** Begin DOCUMENT PASSAGE **
Figure 3 shows the log-Bayes factors for the alternative hypothesis obtained in our simulations. We chose to plot the log of the Bayes factors here, rather than the Bayes factors, because the Bayes factors spanned up to five orders of magnitude, which means that, on the linear scale, large Bayes factors would obscure differences in Bayes factors at the low end of the scale. Moreover, because we generated our data in such a way that only the PVL-Delta parameters A and w had sizable relationships with the covariates, we will only present the results for these parameters here. The full results for all model parameters as well as details on the estimated effect sizes can be found in the Appendix. The left panel of Fig. 3 shows the log-Bayes factors for our simulations with uncorrelated covariates. As can be seen, the Bayes factors obtained from the regression analysis showed strong evidence for an effect of the first covariate on the A parameter (dark gray dots, left column in the top row), whereas the median-split analysis provided much weaker evidence for such an effect (light gray dots, left column in the top row). This is also reflected in the median difference in log-Bayes factors, log(BF10R G ) − log(BF10M S ), of 2.82. On the linear scale this corresponds to regression Bayes factors being about 17 times the size of median-split Bayes factors, which indicates a strong underestimation of the evidence in the median-split analysis. Similarly, the regression analysis strongly supported an effect of the second covariate on the w parameter (dark gray dots, right column in the bottom row), whereas the median-split analysis provided much weaker evidence for such an effect (light gray dots, right column in the bottom row). The mean difference in log-Bayes factors was 13.70, which corresponds to regression Bayes factors being 890,537 times the size of median-split Bayes factors, indicating a tremendous underestimation of the evidence in the median-split analysis. For the null-effects of the first covariate on the w parameter (right column, top row) and of the second covariate on the A parameter (left column, bottom panel), both analyses performed similarly, with median differences in log-Bayes factors of 0.06 and 0.09, respectively. This corresponds to ratios of regression to median-split Bayes factors on the linear scale of 1.07 and 1.09, respectively, indicating only negligible differences.
** End DOCUMENT PASSAGE **
**REQUIRED WORK**
**a.** Why does the Bayes factor passage plot log-Bayes factors instead of the raw Bayes factors? Answer in one to three sentences.
**b.** Continue the Bayes factor passage, picking up after its final sentence.
** Begin DATA PROVIDED **
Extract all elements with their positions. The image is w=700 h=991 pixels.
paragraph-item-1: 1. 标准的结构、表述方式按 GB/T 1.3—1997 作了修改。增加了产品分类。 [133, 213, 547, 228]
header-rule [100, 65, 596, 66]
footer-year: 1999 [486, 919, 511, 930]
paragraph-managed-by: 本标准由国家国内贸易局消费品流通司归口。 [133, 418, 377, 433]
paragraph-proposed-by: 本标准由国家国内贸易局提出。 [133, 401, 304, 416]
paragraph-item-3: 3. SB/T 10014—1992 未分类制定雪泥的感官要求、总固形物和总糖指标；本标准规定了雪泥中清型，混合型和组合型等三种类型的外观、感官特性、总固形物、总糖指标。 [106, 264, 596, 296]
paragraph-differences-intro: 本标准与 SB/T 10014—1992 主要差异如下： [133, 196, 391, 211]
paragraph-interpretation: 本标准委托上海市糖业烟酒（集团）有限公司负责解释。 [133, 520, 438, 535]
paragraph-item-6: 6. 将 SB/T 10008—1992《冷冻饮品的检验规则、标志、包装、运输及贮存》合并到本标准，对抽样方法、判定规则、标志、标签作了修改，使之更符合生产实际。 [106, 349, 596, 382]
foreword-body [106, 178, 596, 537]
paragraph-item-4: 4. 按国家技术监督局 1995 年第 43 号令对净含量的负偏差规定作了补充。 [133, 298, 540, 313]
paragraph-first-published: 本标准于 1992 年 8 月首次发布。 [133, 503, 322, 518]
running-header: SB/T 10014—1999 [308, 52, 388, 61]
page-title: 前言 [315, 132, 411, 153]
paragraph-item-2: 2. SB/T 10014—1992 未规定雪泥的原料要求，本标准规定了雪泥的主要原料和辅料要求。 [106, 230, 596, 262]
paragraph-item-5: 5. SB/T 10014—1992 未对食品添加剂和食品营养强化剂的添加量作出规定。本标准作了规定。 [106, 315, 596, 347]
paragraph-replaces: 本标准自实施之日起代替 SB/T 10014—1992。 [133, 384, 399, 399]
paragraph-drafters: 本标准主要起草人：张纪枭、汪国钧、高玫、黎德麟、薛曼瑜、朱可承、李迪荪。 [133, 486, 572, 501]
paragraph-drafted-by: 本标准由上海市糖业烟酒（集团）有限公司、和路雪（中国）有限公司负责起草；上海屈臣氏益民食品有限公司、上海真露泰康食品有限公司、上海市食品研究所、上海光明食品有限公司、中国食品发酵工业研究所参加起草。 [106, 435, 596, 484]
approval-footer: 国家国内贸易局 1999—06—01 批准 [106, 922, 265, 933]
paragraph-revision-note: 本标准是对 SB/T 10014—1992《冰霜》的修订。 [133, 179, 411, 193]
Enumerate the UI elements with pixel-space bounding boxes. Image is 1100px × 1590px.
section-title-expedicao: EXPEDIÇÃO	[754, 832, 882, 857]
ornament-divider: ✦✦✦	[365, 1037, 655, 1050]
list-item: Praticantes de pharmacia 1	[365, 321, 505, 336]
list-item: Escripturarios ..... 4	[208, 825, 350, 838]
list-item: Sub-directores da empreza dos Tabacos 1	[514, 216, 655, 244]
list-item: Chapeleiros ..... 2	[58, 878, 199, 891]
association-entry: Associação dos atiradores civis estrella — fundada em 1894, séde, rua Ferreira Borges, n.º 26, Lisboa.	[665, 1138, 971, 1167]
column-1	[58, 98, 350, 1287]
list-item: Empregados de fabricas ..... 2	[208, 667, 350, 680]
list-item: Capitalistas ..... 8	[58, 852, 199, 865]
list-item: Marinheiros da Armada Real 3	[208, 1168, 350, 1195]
** End DATA PROVIDED **
**TASK RESPONSES**
**a.** The Bayes factors spanned up to five orders of magnitude. On a linear scale, the large values would have obscured the differences among Bayes factors at the low end of the scale.

**b.**
Fig. 3
figure 3

Bayes factors from 50 simulated data sets for the regression and median-split analysis. Data points show the log-Bayes factors for the alternative hypothesis (log(BF10)) obtained in the regression (RG, dark gray dots) and median-split (MS, light gray dots) analysis for the PVL-Delta model’s A and w parameters (columns) and two covariates (rows). The left subplot shows the results for the case of uncorrelated covariates, the right subplot shows the results for the case of correlated covariates. Lines indicate the mean log-BF. Data points are jittered along the x-axis for improved visibility

The right panel for Fig. 3 shows the log-Bayes factors for our simulations with correlated covariates. The Bayes factors obtained from the regression analysis again showed stronger evidence for an effect of the first covariate on the A parameter (dark gray dots, left column in the top row) than the median-split analysis (light gray dots, left column in the top row). However, the median difference in log-Bayes factors of 1.55, which corresponds to regression Bayes factors being about 5 times the size of median-split Bayes factors on the linear scale, was much smaller than in the case of uncorrelated covariates. Similarly, the regression analysis provided stronger support for an effect of the second covariate on the w parameter (dark gray dots, right column in the bottom row), than the median-split analysis (light gray dots, right column in the bottom row). This is also reflected in the median difference in log-Bayes factors of 3.68, or a ratio of regression Bayes factors to median-split Bayes factors of 40 on the linear scale, which is still sizable but smaller than in the case of uncorrelated covariates. Unlike in the case of uncorrelated covariates, in the case of correlated covariates the median-split analysis now suggested a spurious effect of the first covariate on the w parameter (right column, top row), with a median difference in log-Bayes factors of −1.28, which corresponds to a ratio of median-split Bayes factors to regression Bayes factors of about 4 on the linear scale. Here, the negative sign of the median difference in log-Bayes factors indicates that the regression analysis tended to favor the null hypothesis whereas the median-split analysis favored the alternative hypothesis. Moreover, the median-split analysis also suggested a spurious effect of the second covariate on the A parameter, with a median difference of −0.68, which corresponds to a ratio of median-split Bayes factors to regression Bayes factors of about 2 on the linear scale.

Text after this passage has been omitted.